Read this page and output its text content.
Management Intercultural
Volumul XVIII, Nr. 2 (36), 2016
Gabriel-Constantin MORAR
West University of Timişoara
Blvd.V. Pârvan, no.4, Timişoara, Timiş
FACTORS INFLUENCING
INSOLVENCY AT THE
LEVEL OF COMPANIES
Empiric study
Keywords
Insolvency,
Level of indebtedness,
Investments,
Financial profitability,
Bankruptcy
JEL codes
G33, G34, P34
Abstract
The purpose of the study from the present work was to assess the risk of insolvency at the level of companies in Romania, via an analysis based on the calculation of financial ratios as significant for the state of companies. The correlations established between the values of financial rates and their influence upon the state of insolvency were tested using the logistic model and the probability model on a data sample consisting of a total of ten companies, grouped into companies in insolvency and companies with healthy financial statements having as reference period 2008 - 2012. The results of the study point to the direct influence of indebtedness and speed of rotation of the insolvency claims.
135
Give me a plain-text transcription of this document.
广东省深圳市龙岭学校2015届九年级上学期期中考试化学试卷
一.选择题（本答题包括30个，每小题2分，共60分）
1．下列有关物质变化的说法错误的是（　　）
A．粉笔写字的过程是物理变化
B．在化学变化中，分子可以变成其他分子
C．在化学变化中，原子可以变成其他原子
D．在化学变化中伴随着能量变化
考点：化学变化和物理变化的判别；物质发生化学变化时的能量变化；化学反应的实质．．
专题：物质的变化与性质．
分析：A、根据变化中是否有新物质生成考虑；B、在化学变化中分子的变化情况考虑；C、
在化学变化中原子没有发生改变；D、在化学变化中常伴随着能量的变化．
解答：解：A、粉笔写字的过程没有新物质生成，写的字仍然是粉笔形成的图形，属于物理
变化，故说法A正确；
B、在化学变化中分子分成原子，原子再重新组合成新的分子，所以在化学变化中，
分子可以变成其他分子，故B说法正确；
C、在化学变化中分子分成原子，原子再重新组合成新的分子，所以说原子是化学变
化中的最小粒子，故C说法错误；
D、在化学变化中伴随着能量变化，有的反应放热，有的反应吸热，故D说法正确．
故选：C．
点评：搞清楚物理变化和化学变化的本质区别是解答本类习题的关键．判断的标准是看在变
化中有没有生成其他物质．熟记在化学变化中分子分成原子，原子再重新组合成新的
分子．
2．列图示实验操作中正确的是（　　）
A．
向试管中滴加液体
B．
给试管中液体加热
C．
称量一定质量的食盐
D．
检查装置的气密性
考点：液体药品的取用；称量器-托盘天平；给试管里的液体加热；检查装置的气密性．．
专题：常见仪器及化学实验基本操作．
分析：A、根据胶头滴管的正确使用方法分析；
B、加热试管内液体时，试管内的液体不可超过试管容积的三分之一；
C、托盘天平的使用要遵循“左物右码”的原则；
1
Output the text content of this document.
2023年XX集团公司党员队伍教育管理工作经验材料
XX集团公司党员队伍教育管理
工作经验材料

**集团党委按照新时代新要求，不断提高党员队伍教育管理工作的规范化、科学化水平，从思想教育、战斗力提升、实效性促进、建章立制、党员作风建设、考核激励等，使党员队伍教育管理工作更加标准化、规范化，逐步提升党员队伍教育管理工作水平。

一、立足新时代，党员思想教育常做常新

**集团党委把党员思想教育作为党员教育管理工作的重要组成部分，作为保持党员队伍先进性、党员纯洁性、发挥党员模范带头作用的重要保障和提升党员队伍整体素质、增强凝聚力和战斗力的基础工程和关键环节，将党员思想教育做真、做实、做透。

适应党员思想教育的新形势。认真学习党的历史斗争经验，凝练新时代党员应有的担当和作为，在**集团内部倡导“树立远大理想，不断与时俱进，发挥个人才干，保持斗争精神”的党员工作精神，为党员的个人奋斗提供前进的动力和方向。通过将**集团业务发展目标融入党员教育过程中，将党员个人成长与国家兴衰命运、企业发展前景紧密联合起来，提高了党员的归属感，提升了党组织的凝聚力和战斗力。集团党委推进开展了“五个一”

=== TASK STATEMENT ===
Look above for every line with the word "检查装置的气密性" and copy it.

=== TASK ANSWER ===
检查装置的气密性
考点：液体药品的取用；称量器-托盘天平；给试管里的液体加热；检查装置的气密性．．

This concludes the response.